Work required:
Copy each line of the entries that contains the word "Agricultural".

Task inputs:
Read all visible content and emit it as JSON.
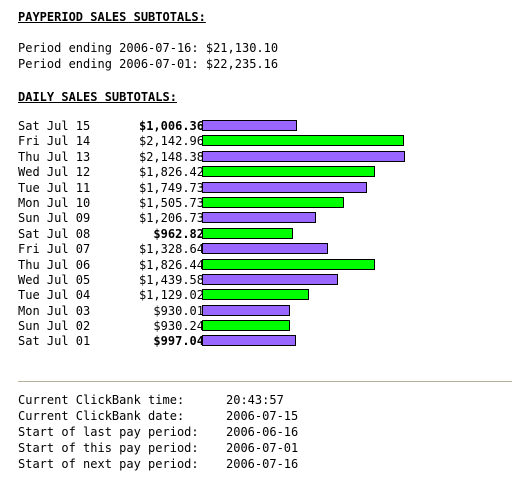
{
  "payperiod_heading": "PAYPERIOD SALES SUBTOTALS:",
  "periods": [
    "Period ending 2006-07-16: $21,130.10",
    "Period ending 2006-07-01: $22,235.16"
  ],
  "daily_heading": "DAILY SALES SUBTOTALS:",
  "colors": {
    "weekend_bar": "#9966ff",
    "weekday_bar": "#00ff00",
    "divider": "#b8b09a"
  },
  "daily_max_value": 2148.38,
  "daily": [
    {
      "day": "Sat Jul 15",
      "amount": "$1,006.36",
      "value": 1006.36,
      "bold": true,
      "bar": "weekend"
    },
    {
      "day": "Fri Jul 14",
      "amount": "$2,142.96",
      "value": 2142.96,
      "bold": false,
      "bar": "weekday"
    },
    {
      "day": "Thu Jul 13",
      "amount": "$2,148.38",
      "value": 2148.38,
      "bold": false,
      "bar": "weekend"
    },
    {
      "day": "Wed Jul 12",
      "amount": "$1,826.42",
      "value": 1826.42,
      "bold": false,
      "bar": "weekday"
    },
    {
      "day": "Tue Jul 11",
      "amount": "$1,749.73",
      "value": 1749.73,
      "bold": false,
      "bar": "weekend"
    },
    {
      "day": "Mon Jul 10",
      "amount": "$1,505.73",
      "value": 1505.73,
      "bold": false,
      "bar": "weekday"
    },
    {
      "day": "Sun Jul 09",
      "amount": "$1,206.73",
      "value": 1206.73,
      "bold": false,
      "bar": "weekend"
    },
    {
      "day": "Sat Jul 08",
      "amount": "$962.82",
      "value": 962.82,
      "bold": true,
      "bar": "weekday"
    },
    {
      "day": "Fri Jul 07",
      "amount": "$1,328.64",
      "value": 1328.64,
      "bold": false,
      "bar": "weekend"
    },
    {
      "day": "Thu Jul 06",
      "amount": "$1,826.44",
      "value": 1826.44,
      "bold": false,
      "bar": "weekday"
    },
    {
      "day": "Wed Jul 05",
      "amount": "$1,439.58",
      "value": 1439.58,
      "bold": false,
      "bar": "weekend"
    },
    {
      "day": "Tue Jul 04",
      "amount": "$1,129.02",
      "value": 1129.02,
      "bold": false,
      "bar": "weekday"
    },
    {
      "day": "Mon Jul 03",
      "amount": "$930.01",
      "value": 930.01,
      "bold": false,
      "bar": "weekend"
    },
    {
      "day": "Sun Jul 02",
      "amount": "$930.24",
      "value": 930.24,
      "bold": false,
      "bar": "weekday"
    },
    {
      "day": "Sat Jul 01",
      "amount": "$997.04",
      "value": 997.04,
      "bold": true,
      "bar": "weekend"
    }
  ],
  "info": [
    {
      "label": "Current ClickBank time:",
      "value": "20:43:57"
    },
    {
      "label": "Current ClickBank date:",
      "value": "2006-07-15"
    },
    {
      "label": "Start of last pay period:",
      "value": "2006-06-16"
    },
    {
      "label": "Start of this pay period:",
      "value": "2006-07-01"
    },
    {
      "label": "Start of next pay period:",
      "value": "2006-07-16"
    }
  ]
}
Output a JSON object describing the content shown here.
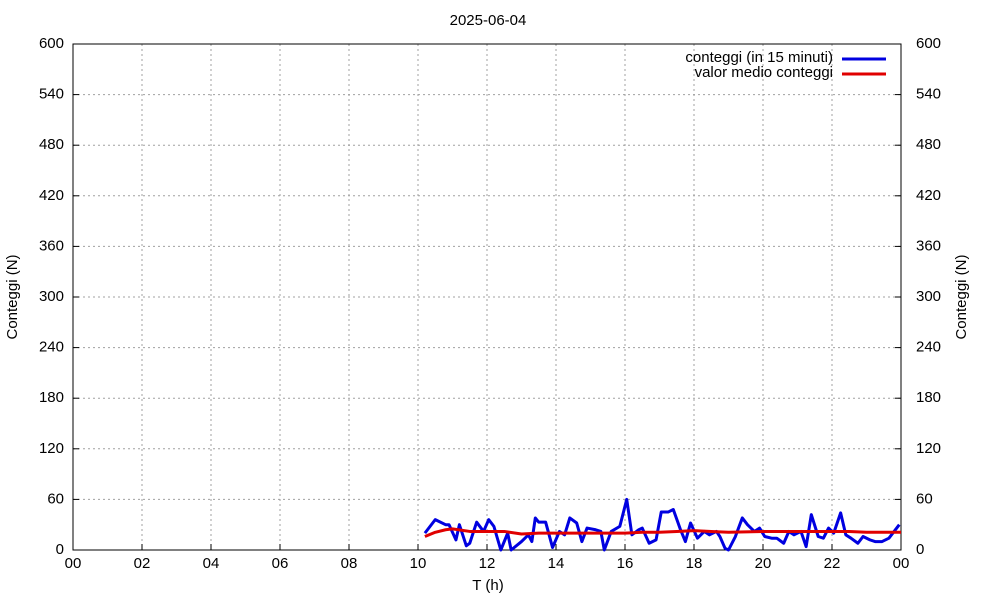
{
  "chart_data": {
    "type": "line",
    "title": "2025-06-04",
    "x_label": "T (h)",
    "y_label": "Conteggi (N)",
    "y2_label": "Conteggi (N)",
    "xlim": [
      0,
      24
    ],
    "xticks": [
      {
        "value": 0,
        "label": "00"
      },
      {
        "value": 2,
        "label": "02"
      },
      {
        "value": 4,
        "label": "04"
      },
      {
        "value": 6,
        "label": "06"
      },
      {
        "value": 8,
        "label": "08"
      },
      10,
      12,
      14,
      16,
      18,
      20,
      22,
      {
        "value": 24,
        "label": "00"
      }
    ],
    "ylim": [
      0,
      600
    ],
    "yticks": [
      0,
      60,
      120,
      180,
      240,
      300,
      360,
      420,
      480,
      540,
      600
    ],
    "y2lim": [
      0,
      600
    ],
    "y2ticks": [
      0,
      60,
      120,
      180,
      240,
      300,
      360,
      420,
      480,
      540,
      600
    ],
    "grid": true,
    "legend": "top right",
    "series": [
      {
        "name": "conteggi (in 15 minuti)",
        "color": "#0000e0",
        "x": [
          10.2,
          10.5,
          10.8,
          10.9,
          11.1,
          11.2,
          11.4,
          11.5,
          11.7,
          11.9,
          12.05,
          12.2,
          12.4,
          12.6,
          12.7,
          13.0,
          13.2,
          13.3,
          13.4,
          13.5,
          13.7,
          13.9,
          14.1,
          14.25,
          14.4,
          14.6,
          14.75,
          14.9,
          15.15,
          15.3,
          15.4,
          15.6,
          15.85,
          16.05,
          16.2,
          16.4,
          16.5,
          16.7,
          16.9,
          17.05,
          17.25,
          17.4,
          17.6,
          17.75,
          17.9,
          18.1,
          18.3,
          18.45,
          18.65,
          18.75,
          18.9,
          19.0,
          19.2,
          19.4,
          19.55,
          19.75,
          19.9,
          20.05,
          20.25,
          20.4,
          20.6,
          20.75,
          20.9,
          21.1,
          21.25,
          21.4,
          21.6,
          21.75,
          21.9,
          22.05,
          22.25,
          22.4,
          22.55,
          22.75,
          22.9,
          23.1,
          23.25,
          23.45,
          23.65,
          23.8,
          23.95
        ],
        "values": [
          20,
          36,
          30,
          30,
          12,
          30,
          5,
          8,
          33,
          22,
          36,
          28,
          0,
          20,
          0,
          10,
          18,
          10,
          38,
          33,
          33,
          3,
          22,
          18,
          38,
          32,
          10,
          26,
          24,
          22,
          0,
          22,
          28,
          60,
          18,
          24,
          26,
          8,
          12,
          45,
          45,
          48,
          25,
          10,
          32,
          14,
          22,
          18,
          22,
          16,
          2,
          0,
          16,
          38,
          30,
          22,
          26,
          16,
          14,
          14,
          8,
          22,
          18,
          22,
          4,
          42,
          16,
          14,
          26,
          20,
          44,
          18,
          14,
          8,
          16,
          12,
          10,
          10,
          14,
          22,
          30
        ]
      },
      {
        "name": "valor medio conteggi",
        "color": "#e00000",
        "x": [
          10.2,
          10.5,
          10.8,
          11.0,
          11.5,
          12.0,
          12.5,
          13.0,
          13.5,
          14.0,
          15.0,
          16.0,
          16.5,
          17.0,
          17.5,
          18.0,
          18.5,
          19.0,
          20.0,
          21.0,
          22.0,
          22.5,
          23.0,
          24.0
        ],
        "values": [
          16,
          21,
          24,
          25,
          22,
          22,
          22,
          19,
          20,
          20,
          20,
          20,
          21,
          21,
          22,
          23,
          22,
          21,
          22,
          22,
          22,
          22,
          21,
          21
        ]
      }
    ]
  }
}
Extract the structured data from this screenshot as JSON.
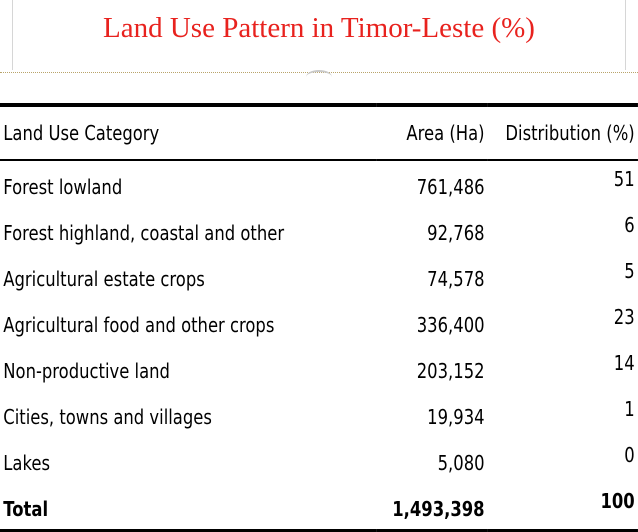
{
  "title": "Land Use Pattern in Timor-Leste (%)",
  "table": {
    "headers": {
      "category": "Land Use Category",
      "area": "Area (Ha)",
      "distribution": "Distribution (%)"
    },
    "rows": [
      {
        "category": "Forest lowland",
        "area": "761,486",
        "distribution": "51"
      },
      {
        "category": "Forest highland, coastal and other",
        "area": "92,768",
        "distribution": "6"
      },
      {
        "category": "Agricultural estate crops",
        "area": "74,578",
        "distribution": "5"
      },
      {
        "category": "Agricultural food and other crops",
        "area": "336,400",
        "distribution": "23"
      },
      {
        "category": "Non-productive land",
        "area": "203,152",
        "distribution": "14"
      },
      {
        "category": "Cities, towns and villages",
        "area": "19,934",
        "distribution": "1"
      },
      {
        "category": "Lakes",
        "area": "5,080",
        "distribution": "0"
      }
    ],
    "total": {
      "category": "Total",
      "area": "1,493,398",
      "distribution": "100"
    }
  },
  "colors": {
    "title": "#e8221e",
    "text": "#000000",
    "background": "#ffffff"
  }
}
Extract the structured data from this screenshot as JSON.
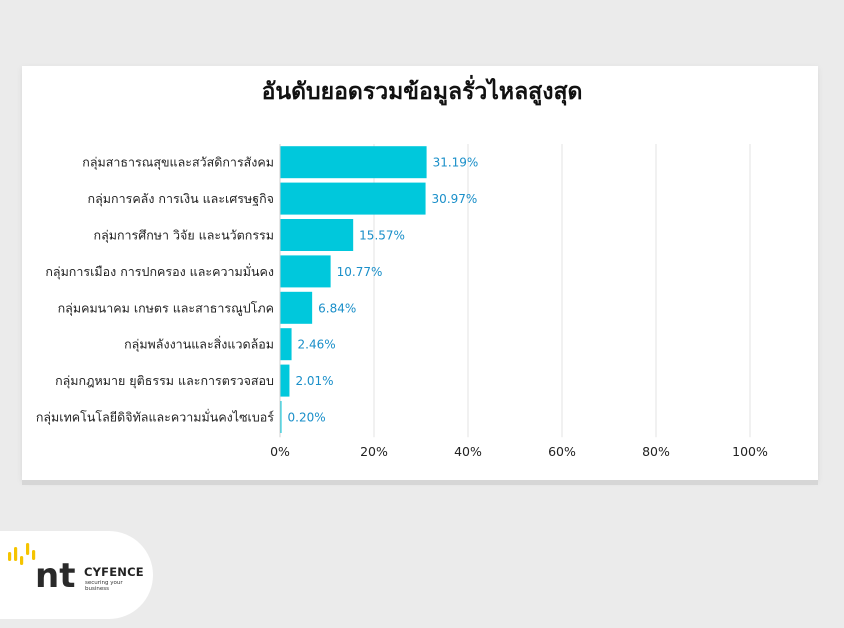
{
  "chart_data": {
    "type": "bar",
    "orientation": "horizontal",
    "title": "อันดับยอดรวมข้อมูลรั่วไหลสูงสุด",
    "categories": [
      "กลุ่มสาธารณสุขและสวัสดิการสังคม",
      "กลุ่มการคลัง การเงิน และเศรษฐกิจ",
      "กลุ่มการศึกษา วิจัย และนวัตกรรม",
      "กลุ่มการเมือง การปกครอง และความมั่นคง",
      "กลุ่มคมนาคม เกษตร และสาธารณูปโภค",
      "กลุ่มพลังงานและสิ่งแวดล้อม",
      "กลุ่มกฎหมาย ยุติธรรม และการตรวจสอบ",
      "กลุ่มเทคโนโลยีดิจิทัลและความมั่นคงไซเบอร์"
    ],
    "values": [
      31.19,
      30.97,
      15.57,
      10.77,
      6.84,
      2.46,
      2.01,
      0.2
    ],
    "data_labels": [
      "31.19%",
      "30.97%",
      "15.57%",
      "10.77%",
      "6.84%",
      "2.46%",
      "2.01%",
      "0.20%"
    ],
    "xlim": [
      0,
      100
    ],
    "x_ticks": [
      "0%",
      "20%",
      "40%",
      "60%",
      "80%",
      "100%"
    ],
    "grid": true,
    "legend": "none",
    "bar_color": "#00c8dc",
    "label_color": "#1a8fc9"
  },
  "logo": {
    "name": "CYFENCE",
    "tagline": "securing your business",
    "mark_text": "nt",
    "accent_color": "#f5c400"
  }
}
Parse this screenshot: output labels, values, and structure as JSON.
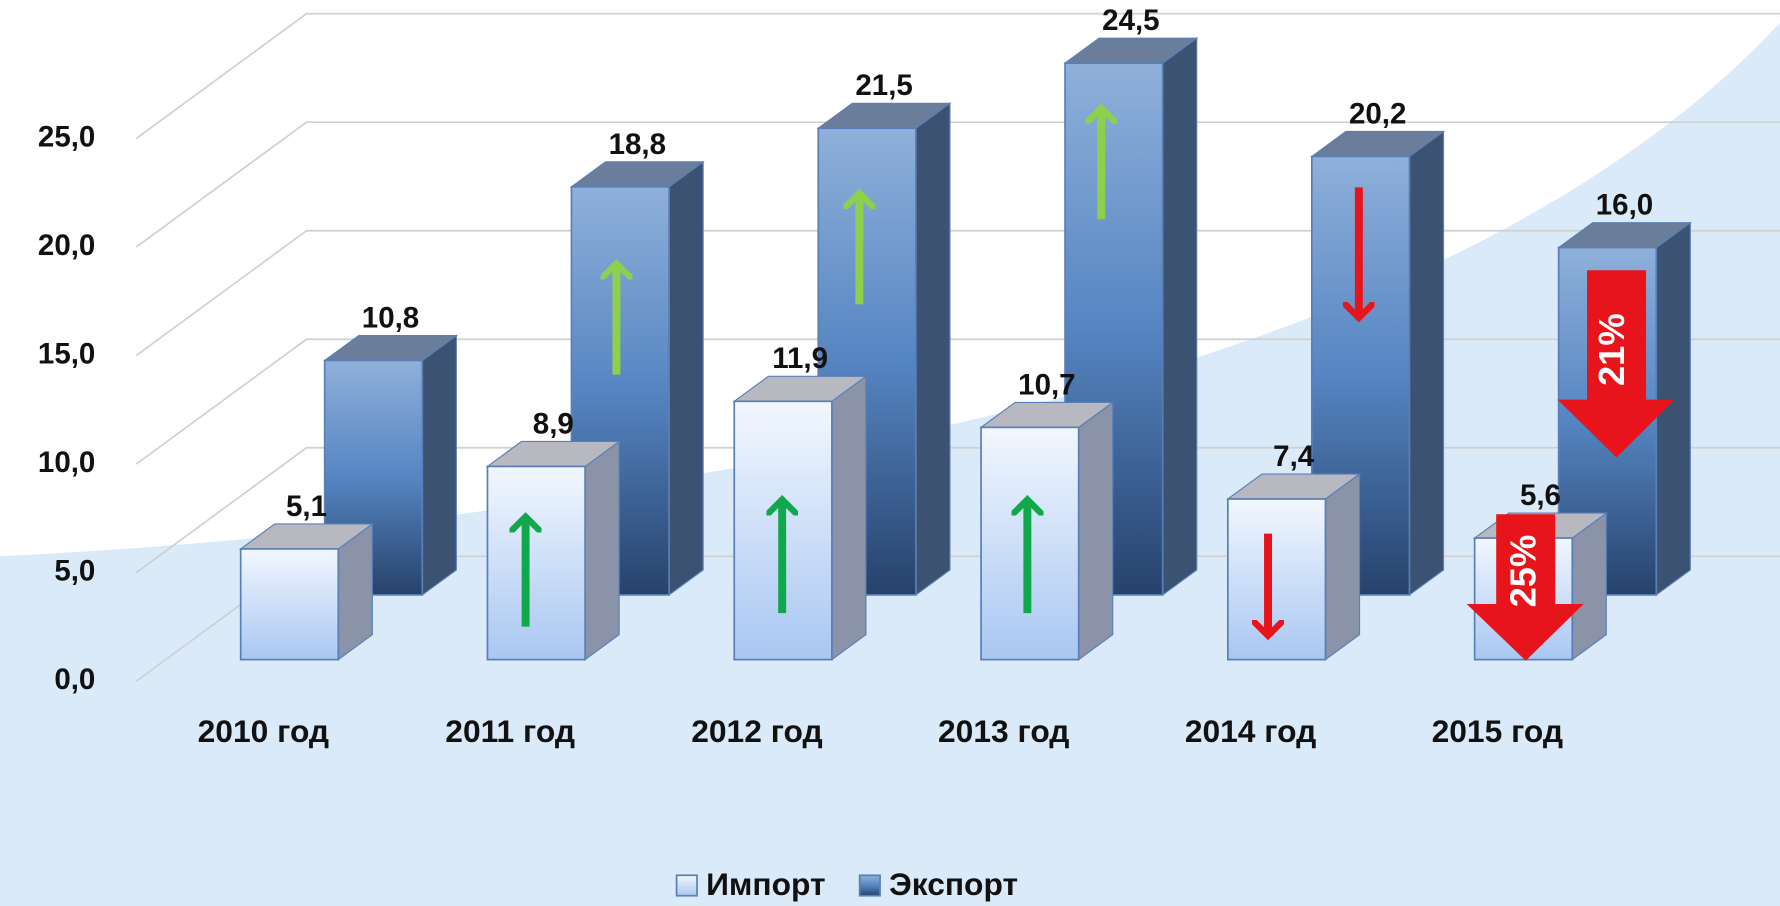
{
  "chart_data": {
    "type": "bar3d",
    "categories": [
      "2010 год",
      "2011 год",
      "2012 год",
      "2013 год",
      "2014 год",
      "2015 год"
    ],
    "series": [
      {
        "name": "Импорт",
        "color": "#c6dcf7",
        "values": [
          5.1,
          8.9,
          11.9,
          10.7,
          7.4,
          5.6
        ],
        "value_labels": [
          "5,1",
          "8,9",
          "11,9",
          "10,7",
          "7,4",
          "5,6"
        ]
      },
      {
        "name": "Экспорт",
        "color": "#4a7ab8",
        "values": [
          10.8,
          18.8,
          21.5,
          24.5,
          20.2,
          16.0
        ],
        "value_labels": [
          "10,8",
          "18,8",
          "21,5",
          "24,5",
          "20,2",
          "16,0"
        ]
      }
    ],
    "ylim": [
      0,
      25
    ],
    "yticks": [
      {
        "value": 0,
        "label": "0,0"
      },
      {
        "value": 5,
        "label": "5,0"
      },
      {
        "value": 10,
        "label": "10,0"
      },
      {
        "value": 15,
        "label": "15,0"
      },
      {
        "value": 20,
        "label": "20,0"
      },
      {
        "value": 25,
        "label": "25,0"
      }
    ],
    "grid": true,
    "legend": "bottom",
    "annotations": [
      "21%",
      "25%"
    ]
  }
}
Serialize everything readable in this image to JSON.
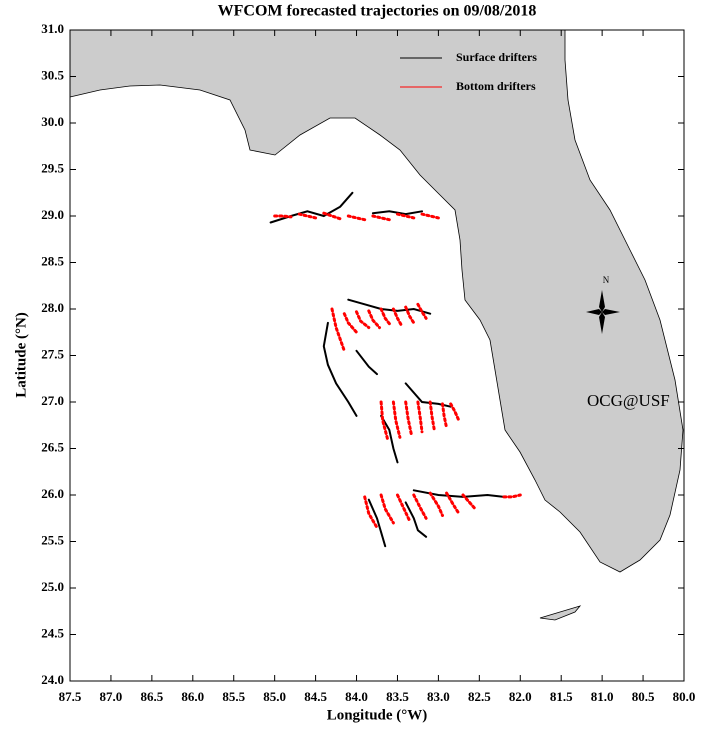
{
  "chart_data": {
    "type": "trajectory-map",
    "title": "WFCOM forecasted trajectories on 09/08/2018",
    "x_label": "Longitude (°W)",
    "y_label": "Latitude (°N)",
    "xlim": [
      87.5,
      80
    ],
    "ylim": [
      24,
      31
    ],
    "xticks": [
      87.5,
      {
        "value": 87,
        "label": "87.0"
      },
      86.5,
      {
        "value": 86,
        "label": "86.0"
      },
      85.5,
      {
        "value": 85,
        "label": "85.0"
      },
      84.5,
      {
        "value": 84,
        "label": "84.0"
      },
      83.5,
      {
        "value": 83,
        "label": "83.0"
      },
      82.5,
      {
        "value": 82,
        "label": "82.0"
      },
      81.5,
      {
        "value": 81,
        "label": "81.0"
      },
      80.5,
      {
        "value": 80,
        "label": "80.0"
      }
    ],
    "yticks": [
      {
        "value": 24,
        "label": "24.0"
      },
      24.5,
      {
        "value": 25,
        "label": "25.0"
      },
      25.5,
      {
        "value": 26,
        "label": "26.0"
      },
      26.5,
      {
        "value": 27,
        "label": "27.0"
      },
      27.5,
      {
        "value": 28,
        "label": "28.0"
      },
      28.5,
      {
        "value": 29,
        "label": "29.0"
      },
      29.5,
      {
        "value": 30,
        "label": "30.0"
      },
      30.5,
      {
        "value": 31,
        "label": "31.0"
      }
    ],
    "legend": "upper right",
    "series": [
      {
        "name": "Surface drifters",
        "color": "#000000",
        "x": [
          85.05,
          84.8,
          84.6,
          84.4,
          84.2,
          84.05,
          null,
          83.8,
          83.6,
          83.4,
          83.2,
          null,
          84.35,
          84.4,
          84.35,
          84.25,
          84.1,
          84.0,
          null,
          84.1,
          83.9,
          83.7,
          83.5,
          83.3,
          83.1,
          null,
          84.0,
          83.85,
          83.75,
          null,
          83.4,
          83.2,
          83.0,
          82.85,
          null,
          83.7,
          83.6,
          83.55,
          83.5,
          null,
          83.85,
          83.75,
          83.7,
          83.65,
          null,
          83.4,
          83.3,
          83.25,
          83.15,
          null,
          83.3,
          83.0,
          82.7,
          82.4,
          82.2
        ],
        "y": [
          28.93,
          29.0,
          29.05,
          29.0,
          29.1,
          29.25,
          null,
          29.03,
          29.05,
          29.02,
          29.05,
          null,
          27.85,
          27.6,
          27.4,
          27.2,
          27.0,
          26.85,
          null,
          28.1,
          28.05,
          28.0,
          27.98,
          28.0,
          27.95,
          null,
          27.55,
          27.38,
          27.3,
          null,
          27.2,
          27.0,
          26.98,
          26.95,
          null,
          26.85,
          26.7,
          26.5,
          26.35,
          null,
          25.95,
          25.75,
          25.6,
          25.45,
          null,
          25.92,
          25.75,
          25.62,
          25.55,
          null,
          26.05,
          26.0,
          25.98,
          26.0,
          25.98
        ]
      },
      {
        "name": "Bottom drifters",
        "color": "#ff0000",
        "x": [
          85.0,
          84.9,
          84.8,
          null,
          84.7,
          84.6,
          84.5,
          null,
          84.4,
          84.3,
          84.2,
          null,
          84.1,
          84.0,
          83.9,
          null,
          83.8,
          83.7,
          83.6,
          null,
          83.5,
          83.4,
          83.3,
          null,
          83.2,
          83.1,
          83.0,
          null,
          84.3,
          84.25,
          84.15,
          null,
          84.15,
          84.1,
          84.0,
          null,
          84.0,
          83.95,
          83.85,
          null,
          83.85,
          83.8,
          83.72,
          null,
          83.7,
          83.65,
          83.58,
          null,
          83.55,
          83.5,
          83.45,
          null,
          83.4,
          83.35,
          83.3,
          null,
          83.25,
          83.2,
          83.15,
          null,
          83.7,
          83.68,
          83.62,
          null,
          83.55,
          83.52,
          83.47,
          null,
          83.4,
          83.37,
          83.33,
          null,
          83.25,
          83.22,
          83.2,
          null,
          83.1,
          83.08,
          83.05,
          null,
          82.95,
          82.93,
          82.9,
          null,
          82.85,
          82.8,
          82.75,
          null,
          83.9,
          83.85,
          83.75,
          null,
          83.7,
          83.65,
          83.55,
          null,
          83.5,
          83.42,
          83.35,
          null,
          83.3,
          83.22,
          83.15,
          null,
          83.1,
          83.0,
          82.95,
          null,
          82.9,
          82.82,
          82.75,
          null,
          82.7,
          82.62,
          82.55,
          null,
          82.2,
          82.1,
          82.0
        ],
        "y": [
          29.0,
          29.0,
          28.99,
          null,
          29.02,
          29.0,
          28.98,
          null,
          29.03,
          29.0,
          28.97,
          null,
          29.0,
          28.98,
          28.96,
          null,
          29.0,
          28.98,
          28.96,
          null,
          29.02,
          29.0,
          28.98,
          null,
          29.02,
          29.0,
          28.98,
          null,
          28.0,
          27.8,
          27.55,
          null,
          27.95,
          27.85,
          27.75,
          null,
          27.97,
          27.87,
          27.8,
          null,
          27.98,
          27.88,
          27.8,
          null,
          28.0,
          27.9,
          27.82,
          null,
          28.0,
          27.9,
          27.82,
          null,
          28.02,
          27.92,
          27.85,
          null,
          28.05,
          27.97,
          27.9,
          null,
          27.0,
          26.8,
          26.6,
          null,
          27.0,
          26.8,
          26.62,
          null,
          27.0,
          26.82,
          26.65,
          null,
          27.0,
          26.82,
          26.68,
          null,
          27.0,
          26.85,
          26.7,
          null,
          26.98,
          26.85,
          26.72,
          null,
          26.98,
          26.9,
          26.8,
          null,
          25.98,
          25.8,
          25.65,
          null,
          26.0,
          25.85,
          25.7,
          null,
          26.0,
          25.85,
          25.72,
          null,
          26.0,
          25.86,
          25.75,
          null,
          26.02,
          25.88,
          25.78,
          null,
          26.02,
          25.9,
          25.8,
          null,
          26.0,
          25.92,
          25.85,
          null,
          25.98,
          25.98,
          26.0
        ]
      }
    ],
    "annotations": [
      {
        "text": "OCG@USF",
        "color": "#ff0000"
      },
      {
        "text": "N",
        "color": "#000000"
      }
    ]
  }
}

Written response:
        "category": "Agricultural estate crops",
        "category": "Agricultural food and other crops",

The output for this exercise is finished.